**Written task:**
Copy each line of the entries that contains the word "color".

**Data shown:**
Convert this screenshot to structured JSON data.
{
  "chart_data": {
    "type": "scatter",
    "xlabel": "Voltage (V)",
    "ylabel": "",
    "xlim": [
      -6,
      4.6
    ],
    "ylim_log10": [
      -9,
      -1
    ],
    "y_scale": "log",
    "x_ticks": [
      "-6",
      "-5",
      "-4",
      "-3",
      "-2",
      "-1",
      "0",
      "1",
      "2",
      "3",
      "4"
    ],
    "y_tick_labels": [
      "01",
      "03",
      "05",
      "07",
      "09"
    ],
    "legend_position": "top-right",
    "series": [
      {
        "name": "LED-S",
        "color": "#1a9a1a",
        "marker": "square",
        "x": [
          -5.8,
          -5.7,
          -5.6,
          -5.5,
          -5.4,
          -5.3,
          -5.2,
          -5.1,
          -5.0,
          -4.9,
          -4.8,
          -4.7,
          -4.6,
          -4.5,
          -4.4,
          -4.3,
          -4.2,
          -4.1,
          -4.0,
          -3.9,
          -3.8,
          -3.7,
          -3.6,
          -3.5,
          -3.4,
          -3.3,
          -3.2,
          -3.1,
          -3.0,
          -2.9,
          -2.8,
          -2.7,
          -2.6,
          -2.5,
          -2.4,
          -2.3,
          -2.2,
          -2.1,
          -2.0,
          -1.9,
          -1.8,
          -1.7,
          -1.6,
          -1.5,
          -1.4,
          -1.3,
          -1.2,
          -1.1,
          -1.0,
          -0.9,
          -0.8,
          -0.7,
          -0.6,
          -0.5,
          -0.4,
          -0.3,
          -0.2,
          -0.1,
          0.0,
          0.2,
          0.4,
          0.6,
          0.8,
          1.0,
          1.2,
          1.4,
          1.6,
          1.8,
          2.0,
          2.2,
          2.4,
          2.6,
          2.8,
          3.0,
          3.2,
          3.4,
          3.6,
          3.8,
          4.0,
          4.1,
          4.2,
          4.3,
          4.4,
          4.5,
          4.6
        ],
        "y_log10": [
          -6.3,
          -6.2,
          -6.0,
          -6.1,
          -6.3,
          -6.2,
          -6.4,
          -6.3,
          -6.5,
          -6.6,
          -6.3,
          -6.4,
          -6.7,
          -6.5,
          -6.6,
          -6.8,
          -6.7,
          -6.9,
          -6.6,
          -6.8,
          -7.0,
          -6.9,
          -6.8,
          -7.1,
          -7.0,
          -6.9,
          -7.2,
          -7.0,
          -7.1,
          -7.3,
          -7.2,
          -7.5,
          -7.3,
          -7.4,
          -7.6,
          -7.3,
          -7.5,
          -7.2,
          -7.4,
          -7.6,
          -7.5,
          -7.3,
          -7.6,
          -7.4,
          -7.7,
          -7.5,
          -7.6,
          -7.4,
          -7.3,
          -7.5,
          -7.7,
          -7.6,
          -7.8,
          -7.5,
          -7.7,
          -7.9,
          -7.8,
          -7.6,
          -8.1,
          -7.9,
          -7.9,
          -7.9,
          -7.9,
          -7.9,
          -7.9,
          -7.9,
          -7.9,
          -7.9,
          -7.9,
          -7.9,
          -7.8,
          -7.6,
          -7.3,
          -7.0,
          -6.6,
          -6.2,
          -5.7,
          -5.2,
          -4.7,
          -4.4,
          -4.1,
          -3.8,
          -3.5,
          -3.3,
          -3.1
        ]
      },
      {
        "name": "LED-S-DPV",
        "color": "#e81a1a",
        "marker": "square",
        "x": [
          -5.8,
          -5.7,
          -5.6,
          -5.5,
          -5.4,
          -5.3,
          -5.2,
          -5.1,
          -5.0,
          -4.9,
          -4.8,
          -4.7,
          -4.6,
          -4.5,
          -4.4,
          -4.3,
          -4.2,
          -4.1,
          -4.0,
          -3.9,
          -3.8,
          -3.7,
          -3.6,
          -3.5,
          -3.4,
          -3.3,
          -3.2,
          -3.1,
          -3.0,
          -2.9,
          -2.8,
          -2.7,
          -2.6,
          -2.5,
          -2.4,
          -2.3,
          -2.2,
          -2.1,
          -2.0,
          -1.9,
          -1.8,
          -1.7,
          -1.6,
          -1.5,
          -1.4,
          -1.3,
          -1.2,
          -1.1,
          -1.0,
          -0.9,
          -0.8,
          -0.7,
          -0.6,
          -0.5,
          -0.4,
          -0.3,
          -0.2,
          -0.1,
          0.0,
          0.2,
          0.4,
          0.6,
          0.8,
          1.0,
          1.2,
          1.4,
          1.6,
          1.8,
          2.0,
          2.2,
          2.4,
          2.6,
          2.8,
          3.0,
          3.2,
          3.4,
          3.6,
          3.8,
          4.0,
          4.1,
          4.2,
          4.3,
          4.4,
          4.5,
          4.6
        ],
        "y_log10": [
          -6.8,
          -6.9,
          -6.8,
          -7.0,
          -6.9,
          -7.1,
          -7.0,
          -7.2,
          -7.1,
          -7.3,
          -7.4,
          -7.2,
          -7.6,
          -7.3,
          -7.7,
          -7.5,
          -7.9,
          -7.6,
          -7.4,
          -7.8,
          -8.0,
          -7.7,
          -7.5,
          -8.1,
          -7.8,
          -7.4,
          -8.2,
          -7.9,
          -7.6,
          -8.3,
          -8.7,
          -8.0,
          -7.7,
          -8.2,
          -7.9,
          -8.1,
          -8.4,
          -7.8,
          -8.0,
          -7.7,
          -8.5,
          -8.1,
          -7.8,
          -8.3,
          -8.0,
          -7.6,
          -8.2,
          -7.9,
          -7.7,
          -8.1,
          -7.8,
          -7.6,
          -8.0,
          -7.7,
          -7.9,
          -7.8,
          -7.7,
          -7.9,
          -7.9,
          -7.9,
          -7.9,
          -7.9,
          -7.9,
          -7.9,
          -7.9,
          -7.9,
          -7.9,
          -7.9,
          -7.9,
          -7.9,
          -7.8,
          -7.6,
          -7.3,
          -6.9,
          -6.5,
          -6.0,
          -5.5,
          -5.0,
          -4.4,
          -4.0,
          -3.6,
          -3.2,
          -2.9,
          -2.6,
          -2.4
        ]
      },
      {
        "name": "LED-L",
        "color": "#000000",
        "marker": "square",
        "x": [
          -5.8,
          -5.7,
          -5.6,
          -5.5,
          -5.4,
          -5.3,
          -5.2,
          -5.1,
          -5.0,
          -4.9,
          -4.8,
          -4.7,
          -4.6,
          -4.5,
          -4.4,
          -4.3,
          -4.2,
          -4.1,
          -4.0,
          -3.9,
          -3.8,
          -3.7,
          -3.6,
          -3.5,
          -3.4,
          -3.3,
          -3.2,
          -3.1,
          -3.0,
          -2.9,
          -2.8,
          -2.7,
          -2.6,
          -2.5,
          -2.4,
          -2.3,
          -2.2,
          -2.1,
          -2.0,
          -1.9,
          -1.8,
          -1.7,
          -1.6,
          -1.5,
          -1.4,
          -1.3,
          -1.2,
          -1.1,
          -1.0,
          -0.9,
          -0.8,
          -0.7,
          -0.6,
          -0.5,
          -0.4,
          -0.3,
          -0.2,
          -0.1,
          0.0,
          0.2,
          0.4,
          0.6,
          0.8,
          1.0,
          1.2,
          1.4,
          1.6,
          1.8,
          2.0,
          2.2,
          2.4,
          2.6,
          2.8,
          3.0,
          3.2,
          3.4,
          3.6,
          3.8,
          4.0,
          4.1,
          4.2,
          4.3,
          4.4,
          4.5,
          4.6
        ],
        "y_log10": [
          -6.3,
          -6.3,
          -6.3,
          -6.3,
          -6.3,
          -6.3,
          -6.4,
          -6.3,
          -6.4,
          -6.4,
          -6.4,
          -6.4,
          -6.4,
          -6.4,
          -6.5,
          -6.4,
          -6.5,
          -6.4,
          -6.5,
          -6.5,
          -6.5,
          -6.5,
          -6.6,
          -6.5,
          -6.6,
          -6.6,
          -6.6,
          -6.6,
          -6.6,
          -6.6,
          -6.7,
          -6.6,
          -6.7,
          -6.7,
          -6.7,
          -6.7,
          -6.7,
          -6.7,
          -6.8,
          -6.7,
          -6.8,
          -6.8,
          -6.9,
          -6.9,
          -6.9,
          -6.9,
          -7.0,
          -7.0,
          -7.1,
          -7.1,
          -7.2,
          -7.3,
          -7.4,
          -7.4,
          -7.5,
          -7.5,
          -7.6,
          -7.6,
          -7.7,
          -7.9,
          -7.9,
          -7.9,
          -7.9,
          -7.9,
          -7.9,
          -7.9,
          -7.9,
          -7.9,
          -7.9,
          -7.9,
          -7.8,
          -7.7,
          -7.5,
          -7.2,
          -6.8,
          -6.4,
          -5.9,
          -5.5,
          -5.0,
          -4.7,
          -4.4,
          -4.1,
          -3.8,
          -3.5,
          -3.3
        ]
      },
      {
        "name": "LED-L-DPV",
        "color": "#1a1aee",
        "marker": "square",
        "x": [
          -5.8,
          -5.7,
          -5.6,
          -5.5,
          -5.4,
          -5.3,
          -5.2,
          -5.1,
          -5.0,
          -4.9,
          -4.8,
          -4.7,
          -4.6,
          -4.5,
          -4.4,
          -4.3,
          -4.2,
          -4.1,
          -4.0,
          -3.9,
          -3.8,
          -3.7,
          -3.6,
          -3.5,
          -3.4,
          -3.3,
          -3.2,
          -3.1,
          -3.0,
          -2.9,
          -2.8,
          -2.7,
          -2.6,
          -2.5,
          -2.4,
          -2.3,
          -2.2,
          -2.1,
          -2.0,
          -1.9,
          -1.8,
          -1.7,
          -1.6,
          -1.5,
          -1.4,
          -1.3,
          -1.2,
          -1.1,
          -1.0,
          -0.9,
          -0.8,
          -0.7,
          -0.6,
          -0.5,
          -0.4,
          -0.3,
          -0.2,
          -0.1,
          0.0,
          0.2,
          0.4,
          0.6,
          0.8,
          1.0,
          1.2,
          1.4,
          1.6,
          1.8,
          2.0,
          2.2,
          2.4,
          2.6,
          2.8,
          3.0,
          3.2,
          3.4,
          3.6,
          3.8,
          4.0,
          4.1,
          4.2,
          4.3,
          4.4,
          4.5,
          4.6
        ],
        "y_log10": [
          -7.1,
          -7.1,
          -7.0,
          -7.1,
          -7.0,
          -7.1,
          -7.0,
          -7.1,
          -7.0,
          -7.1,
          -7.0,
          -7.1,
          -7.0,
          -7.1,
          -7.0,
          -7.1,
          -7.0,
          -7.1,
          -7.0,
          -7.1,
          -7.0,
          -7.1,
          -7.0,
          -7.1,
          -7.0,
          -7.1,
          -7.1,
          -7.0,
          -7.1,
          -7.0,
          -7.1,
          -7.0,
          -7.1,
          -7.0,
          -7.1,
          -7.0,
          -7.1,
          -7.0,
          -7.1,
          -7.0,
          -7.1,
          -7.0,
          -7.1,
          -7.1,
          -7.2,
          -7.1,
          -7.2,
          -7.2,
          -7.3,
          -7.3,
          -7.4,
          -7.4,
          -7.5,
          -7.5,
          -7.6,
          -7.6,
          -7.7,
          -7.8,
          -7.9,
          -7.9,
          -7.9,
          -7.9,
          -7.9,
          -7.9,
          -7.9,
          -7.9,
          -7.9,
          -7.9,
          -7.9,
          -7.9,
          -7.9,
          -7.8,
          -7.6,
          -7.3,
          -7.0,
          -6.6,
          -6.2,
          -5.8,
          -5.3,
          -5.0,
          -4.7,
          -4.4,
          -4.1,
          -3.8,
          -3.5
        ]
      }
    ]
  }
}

**Expected answer:**
        "color": "#1a9a1a",
        "color": "#e81a1a",
        "color": "#000000",
        "color": "#1a1aee",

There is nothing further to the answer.